======== Material provided
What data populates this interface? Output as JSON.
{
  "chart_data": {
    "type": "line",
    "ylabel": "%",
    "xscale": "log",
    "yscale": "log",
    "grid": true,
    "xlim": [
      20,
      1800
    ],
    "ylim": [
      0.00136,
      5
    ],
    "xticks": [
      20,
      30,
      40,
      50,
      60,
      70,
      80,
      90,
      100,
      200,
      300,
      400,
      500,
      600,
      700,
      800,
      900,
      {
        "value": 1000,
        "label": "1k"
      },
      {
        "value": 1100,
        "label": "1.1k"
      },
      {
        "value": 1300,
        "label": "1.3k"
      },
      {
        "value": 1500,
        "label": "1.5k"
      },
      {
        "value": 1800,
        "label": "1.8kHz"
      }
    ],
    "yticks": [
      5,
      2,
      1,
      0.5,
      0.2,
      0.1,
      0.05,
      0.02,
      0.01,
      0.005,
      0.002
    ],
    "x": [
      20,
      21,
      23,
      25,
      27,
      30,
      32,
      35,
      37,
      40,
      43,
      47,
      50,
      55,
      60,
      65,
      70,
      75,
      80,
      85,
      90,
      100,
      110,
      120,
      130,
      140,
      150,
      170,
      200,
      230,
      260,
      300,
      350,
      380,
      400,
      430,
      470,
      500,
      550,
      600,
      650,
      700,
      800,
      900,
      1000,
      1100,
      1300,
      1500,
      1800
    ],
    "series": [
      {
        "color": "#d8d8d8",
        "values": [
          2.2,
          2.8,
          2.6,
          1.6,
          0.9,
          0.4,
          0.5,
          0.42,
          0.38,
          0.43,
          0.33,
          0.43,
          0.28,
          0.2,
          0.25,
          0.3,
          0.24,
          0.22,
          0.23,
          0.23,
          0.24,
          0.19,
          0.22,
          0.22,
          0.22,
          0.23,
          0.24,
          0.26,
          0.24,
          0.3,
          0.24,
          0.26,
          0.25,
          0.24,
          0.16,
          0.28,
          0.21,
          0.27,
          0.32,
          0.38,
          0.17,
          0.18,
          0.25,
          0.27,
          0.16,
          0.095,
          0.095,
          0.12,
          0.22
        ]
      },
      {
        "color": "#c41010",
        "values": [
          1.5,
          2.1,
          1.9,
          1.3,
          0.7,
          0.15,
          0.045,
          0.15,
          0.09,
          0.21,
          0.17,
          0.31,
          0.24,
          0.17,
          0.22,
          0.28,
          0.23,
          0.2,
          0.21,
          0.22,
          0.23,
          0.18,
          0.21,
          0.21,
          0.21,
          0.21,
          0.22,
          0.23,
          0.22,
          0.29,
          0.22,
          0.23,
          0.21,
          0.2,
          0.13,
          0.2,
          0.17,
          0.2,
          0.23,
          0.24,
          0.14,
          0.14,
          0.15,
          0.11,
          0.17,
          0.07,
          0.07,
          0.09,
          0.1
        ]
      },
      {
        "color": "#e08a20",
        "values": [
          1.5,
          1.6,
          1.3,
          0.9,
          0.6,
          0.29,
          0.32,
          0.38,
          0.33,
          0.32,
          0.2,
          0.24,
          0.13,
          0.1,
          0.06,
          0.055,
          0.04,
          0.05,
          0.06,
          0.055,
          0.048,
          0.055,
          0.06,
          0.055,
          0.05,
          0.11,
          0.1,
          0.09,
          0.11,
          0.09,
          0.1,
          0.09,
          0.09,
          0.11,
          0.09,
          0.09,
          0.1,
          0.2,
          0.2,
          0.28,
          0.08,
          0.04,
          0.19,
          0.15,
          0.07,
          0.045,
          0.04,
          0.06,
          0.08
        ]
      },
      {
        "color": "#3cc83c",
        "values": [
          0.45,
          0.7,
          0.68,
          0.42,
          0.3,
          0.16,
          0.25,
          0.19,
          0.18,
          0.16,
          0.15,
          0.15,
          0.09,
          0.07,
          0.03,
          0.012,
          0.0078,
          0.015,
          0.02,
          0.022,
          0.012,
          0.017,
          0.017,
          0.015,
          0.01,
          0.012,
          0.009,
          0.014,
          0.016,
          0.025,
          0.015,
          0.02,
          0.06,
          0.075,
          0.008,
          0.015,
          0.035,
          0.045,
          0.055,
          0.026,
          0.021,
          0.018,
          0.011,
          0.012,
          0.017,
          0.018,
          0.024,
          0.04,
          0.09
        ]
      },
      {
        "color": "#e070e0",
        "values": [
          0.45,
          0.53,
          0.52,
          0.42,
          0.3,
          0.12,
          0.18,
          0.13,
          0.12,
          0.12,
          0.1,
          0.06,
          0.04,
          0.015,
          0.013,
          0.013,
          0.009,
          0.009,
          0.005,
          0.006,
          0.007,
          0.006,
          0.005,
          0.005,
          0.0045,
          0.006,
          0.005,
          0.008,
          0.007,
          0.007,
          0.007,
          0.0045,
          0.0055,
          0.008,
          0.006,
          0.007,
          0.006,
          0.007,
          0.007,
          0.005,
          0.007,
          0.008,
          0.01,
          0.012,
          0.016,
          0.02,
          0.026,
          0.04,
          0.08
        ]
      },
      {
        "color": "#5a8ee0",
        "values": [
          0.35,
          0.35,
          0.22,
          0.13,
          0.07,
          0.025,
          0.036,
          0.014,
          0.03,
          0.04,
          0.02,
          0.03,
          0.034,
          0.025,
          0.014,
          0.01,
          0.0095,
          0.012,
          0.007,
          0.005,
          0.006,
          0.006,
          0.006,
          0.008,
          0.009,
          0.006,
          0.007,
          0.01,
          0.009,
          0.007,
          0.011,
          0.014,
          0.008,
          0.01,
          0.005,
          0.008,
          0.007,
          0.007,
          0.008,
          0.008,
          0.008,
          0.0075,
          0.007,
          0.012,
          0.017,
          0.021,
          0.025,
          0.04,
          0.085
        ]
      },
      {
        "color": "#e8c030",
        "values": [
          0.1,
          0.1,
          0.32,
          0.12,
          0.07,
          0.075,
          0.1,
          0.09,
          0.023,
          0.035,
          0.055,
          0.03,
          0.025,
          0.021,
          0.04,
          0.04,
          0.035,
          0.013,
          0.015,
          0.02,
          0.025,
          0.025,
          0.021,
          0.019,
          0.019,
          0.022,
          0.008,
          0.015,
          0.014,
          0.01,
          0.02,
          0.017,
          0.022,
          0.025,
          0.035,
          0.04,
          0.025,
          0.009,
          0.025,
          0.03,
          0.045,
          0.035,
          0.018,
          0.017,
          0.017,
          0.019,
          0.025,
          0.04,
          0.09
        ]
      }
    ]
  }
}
================
The exercise: Copy out each line above, character for character.

Solution:
What data populates this interface? Output as JSON.
{
  "chart_data": {
    "type": "line",
    "ylabel": "%",
    "xscale": "log",
    "yscale": "log",
    "grid": true,
    "xlim": [
      20,
      1800
    ],
    "ylim": [
      0.00136,
      5
    ],
    "xticks": [
      20,
      30,
      40,
      50,
      60,
      70,
      80,
      90,
      100,
      200,
      300,
      400,
      500,
      600,
      700,
      800,
      900,
      {
        "value": 1000,
        "label": "1k"
      },
      {
        "value": 1100,
        "label": "1.1k"
      },
      {
        "value": 1300,
        "label": "1.3k"
      },
      {
        "value": 1500,
        "label": "1.5k"
      },
      {
        "value": 1800,
        "label": "1.8kHz"
      }
    ],
    "yticks": [
      5,
      2,
      1,
      0.5,
      0.2,
      0.1,
      0.05,
      0.02,
      0.01,
      0.005,
      0.002
    ],
    "x": [
      20,
      21,
      23,
      25,
      27,
      30,
      32,
      35,
      37,
      40,
      43,
      47,
      50,
      55,
      60,
      65,
      70,
      75,
      80,
      85,
      90,
      100,
      110,
      120,
      130,
      140,
      150,
      170,
      200,
      230,
      260,
      300,
      350,
      380,
      400,
      430,
      470,
      500,
      550,
      600,
      650,
      700,
      800,
      900,
      1000,
      1100,
      1300,
      1500,
      1800
    ],
    "series": [
      {
        "color": "#d8d8d8",
        "values": [
          2.2,
          2.8,
          2.6,
          1.6,
          0.9,
          0.4,
          0.5,
          0.42,
          0.38,
          0.43,
          0.33,
          0.43,
          0.28,
          0.2,
          0.25,
          0.3,
          0.24,
          0.22,
          0.23,
          0.23,
          0.24,
          0.19,
          0.22,
          0.22,
          0.22,
          0.23,
          0.24,
          0.26,
          0.24,
          0.3,
          0.24,
          0.26,
          0.25,
          0.24,
          0.16,
          0.28,
          0.21,
          0.27,
          0.32,
          0.38,
          0.17,
          0.18,
          0.25,
          0.27,
          0.16,
          0.095,
          0.095,
          0.12,
          0.22
        ]
      },
      {
        "color": "#c41010",
        "values": [
          1.5,
          2.1,
          1.9,
          1.3,
          0.7,
          0.15,
          0.045,
          0.15,
          0.09,
          0.21,
          0.17,
          0.31,
          0.24,
          0.17,
          0.22,
          0.28,
          0.23,
          0.2,
          0.21,
          0.22,
          0.23,
          0.18,
          0.21,
          0.21,
          0.21,
          0.21,
          0.22,
          0.23,
          0.22,
          0.29,
          0.22,
          0.23,
          0.21,
          0.2,
          0.13,
          0.2,
          0.17,
          0.2,
          0.23,
          0.24,
          0.14,
          0.14,
          0.15,
          0.11,
          0.17,
          0.07,
          0.07,
          0.09,
          0.1
        ]
      },
      {
        "color": "#e08a20",
        "values": [
          1.5,
          1.6,
          1.3,
          0.9,
          0.6,
          0.29,
          0.32,
          0.38,
          0.33,
          0.32,
          0.2,
          0.24,
          0.13,
          0.1,
          0.06,
          0.055,
          0.04,
          0.05,
          0.06,
          0.055,
          0.048,
          0.055,
          0.06,
          0.055,
          0.05,
          0.11,
          0.1,
          0.09,
          0.11,
          0.09,
          0.1,
          0.09,
          0.09,
          0.11,
          0.09,
          0.09,
          0.1,
          0.2,
          0.2,
          0.28,
          0.08,
          0.04,
          0.19,
          0.15,
          0.07,
          0.045,
          0.04,
          0.06,
          0.08
        ]
      },
      {
        "color": "#3cc83c",
        "values": [
          0.45,
          0.7,
          0.68,
          0.42,
          0.3,
          0.16,
          0.25,
          0.19,
          0.18,
          0.16,
          0.15,
          0.15,
          0.09,
          0.07,
          0.03,
          0.012,
          0.0078,
          0.015,
          0.02,
          0.022,
          0.012,
          0.017,
          0.017,
          0.015,
          0.01,
          0.012,
          0.009,
          0.014,
          0.016,
          0.025,
          0.015,
          0.02,
          0.06,
          0.075,
          0.008,
          0.015,
          0.035,
          0.045,
          0.055,
          0.026,
          0.021,
          0.018,
          0.011,
          0.012,
          0.017,
          0.018,
          0.024,
          0.04,
          0.09
        ]
      },
      {
        "color": "#e070e0",
        "values": [
          0.45,
          0.53,
          0.52,
          0.42,
          0.3,
          0.12,
          0.18,
          0.13,
          0.12,
          0.12,
          0.1,
          0.06,
          0.04,
          0.015,
          0.013,
          0.013,
          0.009,
          0.009,
          0.005,
          0.006,
          0.007,
          0.006,
          0.005,
          0.005,
          0.0045,
          0.006,
          0.005,
          0.008,
          0.007,
          0.007,
          0.007,
          0.0045,
          0.0055,
          0.008,
          0.006,
          0.007,
          0.006,
          0.007,
          0.007,
          0.005,
          0.007,
          0.008,
          0.01,
          0.012,
          0.016,
          0.02,
          0.026,
          0.04,
          0.08
        ]
      },
      {
        "color": "#5a8ee0",
        "values": [
          0.35,
          0.35,
          0.22,
          0.13,
          0.07,
          0.025,
          0.036,
          0.014,
          0.03,
          0.04,
          0.02,
          0.03,
          0.034,
          0.025,
          0.014,
          0.01,
          0.0095,
          0.012,
          0.007,
          0.005,
          0.006,
          0.006,
          0.006,
          0.008,
          0.009,
          0.006,
          0.007,
          0.01,
          0.009,
          0.007,
          0.011,
          0.014,
          0.008,
          0.01,
          0.005,
          0.008,
          0.007,
          0.007,
          0.008,
          0.008,
          0.008,
          0.0075,
          0.007,
          0.012,
          0.017,
          0.021,
          0.025,
          0.04,
          0.085
        ]
      },
      {
        "color": "#e8c030",
        "values": [
          0.1,
          0.1,
          0.32,
          0.12,
          0.07,
          0.075,
          0.1,
          0.09,
          0.023,
          0.035,
          0.055,
          0.03,
          0.025,
          0.021,
          0.04,
          0.04,
          0.035,
          0.013,
          0.015,
          0.02,
          0.025,
          0.025,
          0.021,
          0.019,
          0.019,
          0.022,
          0.008,
          0.015,
          0.014,
          0.01,
          0.02,
          0.017,
          0.022,
          0.025,
          0.035,
          0.04,
          0.025,
          0.009,
          0.025,
          0.03,
          0.045,
          0.035,
          0.018,
          0.017,
          0.017,
          0.019,
          0.025,
          0.04,
          0.09
        ]
      }
    ]
  }
}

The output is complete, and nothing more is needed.